ASSIGNMENT | The string "secretion" appears in some lines of the entries that follow; copy each such line.

SUPPLIED ENTRIES |
<<<<
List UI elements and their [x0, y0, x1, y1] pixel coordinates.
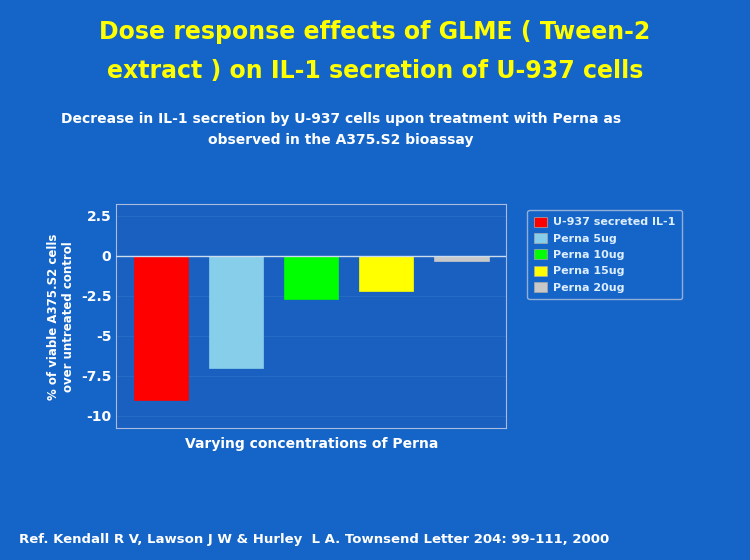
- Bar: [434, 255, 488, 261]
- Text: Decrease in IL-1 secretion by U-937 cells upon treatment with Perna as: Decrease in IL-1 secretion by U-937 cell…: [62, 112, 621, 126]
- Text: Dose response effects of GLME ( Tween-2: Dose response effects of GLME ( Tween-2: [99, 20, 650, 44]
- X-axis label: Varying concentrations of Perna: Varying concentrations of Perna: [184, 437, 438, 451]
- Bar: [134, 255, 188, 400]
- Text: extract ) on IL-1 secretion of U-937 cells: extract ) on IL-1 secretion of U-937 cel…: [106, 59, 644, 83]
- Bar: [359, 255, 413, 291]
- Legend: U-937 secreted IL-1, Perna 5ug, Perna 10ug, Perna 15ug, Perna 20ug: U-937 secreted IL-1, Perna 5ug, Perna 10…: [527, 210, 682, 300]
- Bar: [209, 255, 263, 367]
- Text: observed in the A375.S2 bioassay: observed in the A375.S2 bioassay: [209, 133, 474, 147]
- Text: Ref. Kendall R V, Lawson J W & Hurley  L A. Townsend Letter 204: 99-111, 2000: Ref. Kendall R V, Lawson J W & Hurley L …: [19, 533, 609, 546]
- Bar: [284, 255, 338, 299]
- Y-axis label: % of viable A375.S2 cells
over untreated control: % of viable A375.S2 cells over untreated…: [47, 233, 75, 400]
>>>>
<<<<
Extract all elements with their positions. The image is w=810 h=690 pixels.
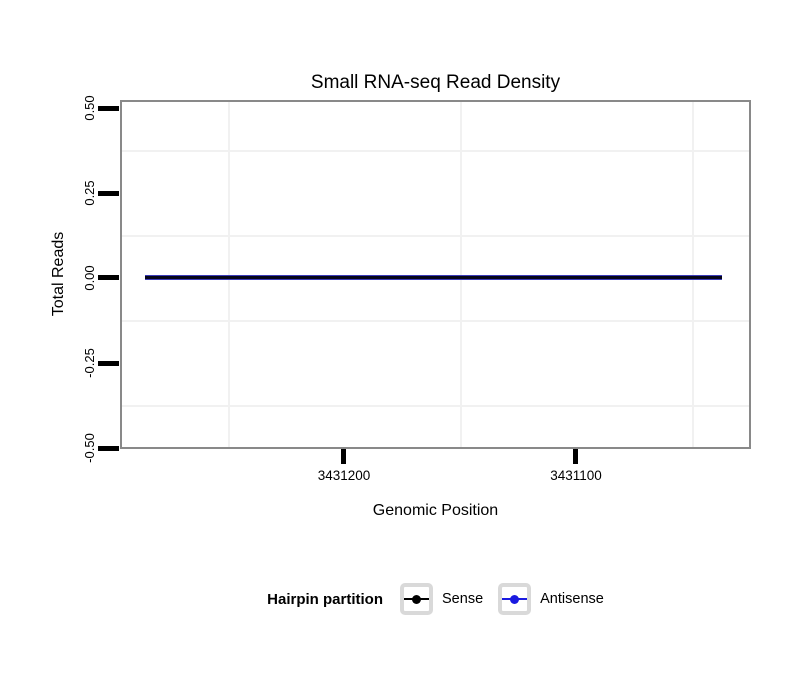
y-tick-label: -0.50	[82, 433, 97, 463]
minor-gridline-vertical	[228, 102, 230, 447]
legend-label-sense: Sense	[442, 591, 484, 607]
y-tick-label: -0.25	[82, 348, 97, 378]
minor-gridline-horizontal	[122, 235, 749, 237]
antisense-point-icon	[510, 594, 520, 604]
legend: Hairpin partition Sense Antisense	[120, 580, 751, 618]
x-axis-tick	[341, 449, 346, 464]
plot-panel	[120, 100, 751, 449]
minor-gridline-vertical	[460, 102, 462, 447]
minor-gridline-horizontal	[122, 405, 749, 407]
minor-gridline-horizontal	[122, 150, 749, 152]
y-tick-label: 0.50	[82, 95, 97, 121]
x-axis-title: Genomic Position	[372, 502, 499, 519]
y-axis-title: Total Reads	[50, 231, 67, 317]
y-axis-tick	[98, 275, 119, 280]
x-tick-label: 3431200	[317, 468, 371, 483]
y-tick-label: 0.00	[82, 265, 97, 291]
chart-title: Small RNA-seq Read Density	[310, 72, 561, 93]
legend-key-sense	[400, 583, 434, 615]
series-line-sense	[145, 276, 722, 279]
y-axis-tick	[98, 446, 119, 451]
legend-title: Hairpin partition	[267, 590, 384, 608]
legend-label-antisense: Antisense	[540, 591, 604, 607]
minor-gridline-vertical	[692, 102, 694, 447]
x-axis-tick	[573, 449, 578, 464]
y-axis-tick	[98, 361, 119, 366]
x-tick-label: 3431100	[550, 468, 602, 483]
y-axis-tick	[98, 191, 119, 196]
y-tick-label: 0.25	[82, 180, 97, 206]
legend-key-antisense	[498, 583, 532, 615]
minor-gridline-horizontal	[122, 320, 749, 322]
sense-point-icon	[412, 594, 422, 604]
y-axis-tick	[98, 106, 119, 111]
>>>>
EXERCISE OUTPUT |
- Text: Decrease in IL-1 secretion by U-937 cells upon treatment with Perna as: Decrease in IL-1 secretion by U-937 cell…: [62, 112, 621, 126]
- Text: extract ) on IL-1 secretion of U-937 cells: extract ) on IL-1 secretion of U-937 cel…: [106, 59, 644, 83]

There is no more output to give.